_DIRECTION_. Pick out each line below containing "عثمان".

Stored entries
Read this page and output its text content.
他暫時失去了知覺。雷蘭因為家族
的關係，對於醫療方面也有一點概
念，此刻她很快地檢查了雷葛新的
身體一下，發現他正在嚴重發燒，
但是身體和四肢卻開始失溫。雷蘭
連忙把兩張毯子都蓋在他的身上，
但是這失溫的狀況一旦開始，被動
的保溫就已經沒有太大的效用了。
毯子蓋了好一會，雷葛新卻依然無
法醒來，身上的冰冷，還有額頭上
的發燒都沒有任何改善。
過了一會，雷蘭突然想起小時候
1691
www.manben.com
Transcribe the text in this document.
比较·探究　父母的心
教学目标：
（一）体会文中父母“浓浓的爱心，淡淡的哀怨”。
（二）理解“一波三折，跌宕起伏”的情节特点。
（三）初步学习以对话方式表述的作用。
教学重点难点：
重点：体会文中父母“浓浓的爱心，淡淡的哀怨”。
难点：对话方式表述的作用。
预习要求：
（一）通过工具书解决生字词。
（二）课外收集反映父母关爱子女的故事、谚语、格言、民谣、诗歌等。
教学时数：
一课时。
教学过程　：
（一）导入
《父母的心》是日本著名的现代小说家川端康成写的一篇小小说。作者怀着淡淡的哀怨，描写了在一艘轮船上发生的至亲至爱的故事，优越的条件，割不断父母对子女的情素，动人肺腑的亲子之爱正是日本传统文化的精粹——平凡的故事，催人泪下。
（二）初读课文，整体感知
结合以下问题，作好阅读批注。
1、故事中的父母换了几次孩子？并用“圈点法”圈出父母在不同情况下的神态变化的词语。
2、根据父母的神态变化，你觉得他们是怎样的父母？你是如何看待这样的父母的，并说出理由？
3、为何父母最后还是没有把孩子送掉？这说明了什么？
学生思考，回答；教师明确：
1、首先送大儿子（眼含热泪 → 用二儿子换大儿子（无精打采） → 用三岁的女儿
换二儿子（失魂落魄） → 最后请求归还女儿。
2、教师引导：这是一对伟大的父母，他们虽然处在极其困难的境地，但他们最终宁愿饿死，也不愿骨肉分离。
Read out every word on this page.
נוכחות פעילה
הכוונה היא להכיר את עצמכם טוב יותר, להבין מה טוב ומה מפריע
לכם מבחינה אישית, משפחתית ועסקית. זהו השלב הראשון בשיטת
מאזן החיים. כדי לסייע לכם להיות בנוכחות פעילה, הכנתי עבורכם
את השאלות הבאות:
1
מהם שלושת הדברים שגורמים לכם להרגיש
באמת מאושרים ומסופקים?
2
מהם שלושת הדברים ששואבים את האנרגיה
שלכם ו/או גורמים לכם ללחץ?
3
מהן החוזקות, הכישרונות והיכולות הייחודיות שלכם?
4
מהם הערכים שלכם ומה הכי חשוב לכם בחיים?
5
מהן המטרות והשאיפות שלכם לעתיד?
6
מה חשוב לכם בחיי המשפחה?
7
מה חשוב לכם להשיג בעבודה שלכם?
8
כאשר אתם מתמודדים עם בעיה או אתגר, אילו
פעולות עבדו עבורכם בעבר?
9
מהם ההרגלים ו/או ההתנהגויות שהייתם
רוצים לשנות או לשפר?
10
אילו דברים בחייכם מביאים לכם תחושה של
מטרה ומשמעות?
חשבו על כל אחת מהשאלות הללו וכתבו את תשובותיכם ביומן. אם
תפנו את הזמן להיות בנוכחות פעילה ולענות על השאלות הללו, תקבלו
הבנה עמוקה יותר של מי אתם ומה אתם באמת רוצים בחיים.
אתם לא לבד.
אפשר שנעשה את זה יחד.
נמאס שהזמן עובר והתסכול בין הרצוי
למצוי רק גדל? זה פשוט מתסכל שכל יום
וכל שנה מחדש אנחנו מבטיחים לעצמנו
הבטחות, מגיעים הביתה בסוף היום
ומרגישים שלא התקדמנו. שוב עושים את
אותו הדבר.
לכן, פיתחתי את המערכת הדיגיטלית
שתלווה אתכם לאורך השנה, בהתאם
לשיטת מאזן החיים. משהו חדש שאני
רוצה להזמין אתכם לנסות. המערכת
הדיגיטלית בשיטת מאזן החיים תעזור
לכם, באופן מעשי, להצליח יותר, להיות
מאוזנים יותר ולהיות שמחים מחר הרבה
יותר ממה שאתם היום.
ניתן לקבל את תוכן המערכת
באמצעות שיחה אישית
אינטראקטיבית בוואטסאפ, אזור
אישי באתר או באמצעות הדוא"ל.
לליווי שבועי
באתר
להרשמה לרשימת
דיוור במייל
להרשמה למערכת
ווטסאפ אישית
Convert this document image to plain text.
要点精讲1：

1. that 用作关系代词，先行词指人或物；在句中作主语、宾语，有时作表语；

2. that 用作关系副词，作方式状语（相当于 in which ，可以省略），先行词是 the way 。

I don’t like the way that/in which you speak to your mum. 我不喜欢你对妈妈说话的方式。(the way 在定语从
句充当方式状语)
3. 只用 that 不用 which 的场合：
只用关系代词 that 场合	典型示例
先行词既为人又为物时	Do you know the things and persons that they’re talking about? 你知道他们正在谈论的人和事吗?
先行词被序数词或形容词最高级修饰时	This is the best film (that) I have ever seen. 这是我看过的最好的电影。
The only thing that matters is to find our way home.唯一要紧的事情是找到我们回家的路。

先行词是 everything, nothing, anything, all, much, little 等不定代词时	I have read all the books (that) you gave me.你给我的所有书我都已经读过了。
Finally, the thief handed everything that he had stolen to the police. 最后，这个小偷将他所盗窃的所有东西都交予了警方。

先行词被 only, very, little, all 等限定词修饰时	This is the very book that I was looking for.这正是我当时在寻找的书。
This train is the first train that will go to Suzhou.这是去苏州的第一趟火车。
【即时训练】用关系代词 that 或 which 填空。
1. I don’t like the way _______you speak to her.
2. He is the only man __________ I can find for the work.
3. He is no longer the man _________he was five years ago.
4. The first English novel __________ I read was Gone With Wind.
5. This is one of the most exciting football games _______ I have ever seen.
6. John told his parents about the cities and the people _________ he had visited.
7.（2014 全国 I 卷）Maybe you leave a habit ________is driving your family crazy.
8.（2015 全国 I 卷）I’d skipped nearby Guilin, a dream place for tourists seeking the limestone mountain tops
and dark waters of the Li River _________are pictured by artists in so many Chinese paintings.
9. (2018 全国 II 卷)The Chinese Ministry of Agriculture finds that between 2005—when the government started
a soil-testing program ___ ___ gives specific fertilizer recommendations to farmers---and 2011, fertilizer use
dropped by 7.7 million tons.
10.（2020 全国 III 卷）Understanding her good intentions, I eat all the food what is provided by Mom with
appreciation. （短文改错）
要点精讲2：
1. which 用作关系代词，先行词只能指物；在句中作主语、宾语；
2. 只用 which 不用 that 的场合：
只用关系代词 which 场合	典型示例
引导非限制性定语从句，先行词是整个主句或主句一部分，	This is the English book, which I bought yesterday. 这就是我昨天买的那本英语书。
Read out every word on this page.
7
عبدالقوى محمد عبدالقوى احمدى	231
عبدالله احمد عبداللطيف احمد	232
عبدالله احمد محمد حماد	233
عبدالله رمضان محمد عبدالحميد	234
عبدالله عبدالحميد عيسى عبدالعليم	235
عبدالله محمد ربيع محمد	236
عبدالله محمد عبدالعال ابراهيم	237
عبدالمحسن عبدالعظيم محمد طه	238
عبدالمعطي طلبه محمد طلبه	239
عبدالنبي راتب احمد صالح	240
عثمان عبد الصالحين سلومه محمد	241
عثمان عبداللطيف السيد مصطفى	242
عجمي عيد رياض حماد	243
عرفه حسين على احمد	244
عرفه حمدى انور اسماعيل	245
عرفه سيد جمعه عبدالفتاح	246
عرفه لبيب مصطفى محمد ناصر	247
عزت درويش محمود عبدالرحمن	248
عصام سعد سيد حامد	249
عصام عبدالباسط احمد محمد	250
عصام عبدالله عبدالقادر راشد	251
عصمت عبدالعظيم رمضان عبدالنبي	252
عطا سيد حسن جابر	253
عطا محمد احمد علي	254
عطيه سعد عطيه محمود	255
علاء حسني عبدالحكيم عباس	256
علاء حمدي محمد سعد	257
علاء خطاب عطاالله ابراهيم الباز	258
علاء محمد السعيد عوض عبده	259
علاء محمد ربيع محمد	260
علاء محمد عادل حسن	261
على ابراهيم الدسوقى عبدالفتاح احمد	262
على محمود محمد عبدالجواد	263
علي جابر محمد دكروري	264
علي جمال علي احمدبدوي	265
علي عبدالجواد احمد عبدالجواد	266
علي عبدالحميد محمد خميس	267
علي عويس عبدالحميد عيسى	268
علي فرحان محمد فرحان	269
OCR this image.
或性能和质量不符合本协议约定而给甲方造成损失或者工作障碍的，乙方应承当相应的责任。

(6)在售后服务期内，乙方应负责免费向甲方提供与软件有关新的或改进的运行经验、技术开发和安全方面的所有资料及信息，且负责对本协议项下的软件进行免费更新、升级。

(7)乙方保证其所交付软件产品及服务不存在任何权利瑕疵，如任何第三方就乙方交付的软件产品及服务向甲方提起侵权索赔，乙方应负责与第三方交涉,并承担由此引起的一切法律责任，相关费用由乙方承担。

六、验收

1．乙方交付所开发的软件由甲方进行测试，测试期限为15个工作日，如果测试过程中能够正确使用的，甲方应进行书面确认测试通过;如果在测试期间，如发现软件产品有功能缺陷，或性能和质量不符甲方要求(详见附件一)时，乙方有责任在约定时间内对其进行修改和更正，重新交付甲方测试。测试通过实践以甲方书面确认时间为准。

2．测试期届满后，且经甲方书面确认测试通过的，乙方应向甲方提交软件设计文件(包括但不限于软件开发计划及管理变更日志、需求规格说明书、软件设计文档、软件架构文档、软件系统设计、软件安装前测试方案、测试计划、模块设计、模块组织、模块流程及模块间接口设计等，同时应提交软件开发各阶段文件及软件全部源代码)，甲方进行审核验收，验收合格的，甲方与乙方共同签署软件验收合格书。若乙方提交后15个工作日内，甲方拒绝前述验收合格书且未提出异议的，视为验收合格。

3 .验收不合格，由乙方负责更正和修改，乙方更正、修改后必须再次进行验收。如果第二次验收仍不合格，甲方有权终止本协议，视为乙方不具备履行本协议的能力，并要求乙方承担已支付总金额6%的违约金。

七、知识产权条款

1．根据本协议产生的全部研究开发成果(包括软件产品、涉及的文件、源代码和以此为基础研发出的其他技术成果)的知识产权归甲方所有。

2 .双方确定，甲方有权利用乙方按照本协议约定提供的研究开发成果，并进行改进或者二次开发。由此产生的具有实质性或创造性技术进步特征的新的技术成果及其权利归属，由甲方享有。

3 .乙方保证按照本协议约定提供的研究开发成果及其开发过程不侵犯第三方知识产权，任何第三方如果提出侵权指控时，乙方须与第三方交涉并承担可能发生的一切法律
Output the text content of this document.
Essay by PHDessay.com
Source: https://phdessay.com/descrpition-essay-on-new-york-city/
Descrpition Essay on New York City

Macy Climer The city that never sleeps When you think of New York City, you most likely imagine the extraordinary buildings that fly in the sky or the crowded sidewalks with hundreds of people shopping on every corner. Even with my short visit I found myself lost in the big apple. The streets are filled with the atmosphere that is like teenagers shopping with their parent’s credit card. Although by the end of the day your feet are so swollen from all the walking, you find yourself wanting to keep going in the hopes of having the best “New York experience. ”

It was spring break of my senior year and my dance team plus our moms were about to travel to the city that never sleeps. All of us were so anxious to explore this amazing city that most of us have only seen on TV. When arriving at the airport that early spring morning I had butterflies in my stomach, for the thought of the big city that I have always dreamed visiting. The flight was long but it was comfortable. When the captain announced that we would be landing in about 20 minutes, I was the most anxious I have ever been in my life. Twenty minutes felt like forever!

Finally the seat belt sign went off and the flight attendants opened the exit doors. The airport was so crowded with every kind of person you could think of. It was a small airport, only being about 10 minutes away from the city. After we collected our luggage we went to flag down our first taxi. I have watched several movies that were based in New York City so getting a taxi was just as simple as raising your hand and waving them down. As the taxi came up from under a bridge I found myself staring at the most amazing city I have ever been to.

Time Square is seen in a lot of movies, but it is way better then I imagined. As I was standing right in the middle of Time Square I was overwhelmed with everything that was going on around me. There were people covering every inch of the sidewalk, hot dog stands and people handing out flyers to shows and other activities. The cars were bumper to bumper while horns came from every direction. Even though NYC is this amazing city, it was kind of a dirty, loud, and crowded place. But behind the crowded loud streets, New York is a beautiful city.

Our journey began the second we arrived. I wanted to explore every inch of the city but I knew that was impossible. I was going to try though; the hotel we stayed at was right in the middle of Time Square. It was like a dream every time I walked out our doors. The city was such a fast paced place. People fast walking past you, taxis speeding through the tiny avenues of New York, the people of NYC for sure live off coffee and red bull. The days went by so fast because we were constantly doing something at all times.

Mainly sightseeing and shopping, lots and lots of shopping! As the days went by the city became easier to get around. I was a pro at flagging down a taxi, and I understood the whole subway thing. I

_SOLVED EXERCISE_.
عثمان عبد الصالحين سلومه محمد	241
عثمان عبداللطيف السيد مصطفى	242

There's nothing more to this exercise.